======== PASSAGE PROVIDED ========
The UK has secured a deal for 60m doses of a fifth potential Covid-19 vaccine, positioning itself as one of the leaders in the global race to ensure vaccine supplies with a total of 250m doses secured so far.
In the worldwide scramble, which has been criticised by campaigners who warn vaccine nationalism will cause billions of people in poorer countries to lose out, the UK, the US and EU are in effect securing their own supplies. Wealthy countries are able to take a gamble, signing deals for vaccines that may not work.
The latest contract signed by the UK is with the British pharmaceutical company GlaxoSmithKline (GSK) and its French partner, Sanofi Pasteur, for 60m doses of the Covid-19 vaccine they are developing. It already has deals for 100m doses of the Oxford University/AstraZeneca vaccine and for 90m doses of two others.
The hope is that the UK could begin to vaccinate priority groups, such as frontline health and social care workers and those at increased risk from coronavirus, as early as the first half of next year, the Department for Business, Energy and Industrial Strategy said.
Human clinical studies of the GSK/Sanofi vaccine will begin in September followed by a phase 3 study in December. The vaccine is not as far ahead in the development porcess as that being worked on at Oxford University, which is already in large-scale human trials in Brazil and the US, where there are many more infections than in Europe.
The Covid-19 vaccines in development fall into roughly four different groups, according to the technologies on which they are based. The government strategy is to buy several vaccines from each group, Kate Bingham, the chair of the government’s vaccine taskforce, has said.
======== RECORD SET ========
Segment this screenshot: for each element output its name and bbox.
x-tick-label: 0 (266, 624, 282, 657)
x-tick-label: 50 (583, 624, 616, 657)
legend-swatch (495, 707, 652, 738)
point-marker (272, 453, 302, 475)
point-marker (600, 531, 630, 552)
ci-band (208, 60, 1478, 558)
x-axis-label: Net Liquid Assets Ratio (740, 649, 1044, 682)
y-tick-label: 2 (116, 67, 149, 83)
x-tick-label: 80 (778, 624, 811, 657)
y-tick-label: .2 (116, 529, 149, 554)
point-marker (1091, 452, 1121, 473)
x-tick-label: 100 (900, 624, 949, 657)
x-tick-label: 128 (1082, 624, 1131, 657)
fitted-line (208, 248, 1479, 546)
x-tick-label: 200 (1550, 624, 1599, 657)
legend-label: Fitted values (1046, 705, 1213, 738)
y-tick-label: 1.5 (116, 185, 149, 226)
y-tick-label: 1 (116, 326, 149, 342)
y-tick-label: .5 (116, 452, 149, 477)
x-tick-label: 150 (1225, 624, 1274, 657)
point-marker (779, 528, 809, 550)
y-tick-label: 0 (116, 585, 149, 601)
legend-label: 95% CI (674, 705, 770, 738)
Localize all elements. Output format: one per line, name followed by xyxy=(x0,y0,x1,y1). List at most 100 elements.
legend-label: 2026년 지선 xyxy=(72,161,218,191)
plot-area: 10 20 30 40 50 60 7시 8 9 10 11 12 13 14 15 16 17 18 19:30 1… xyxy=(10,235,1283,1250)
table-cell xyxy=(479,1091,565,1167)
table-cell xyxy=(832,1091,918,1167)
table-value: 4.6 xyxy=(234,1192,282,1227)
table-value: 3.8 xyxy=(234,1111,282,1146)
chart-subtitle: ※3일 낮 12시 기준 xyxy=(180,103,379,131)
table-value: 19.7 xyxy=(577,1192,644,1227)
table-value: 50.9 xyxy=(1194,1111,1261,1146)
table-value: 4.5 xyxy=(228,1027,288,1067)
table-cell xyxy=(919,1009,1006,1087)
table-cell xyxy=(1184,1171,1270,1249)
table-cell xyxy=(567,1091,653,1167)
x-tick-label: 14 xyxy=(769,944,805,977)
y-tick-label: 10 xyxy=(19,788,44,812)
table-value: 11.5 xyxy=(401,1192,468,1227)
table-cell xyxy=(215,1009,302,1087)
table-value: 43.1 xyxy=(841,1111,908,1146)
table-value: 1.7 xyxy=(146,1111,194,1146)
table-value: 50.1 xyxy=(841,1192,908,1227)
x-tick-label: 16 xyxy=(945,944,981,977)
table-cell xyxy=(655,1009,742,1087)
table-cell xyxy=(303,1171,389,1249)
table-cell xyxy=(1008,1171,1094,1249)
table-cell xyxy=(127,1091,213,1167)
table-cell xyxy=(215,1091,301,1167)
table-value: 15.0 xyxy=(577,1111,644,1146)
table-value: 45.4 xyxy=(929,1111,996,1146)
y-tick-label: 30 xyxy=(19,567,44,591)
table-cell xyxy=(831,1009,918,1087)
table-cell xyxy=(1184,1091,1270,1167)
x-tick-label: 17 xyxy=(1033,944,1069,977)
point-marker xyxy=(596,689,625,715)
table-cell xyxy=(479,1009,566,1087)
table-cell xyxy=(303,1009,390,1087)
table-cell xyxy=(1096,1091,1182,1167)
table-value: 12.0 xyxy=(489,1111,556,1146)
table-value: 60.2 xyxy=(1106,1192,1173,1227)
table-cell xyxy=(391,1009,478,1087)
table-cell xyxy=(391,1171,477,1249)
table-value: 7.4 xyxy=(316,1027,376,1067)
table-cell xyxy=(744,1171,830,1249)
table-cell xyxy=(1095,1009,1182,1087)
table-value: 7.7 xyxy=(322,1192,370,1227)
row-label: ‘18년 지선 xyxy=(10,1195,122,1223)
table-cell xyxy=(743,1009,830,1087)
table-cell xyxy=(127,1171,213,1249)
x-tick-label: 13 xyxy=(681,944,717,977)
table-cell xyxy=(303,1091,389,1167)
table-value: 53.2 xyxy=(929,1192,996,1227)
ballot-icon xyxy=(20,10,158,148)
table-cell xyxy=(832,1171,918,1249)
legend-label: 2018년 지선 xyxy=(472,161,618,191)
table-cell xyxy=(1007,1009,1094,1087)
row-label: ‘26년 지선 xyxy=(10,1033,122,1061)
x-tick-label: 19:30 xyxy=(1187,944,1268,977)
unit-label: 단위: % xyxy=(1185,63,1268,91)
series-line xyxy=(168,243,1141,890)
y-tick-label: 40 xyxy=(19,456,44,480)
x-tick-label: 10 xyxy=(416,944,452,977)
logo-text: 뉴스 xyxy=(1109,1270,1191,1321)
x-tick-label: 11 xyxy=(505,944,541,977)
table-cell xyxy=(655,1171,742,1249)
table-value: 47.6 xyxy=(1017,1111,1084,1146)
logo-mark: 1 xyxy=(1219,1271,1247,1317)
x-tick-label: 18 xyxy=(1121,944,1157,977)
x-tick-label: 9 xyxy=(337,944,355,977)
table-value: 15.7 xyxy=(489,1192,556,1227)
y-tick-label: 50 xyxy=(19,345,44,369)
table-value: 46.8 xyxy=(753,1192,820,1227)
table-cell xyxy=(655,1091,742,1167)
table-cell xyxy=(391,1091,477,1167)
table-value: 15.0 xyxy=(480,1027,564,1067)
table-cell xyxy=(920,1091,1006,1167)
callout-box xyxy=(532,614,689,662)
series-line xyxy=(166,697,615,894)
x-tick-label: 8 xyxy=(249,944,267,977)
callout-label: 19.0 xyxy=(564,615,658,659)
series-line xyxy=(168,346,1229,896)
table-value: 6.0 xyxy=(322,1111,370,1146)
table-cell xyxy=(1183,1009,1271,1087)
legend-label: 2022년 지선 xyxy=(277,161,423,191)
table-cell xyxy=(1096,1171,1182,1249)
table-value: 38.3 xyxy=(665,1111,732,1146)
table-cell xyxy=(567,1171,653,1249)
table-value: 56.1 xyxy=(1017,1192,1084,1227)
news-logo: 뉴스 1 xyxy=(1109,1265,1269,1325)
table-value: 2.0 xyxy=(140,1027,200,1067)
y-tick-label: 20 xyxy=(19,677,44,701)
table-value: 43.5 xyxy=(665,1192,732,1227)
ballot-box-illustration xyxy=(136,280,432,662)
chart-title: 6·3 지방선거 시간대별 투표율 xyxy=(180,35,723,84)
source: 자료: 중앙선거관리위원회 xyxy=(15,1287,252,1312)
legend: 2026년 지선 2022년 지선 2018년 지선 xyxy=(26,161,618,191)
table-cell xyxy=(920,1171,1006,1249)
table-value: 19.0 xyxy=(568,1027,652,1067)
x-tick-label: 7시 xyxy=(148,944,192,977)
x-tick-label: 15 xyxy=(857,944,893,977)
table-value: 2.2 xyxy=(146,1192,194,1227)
========
** PROBLEM SET **
1. In the article on the UK's vaccine deals, how many doses of the GSK/Sanofi Pasteur vaccine does the UK's latest contract cover?
2. Carry on the article on the UK's vaccine deals, picking up right after its final sentence.
The data is separate from the article on the UK's vaccine deals.

** RESPONSES BY ITEM NUMBER **
1. 60m doses.

2.
The government accepts it could lose money on some. If all of them work, “we will be the vaccine supplier to the world”, she said, “but the likelihood is most of these will fail”. The intention was to buy up to 12 vaccines.
The US is intent on ensuring access for its citizens to the first available vaccines and its “America-first” policy will prohibit US companies from supplying them elsewhere in the world until its needs are met. There were promising trial results recently from Moderna, a biotechnology company based in Cambridge, Massachusetts, which has begun large-scale phase 3 vaccine trials.
The EU is working as a bloc to buy vaccines that are not produced in the US. The commission has secured a deal with AstraZeneca for 400m doses of the Oxford vaccine and is looking to invest in at least five others.
The UK business secretary, Alok Sharma, said: “Our scientists and researchers are racing to find a safe and effective vaccine at a speed and scale never seen before. While this progress is truly remarkable, the fact remains that there are no guarantees.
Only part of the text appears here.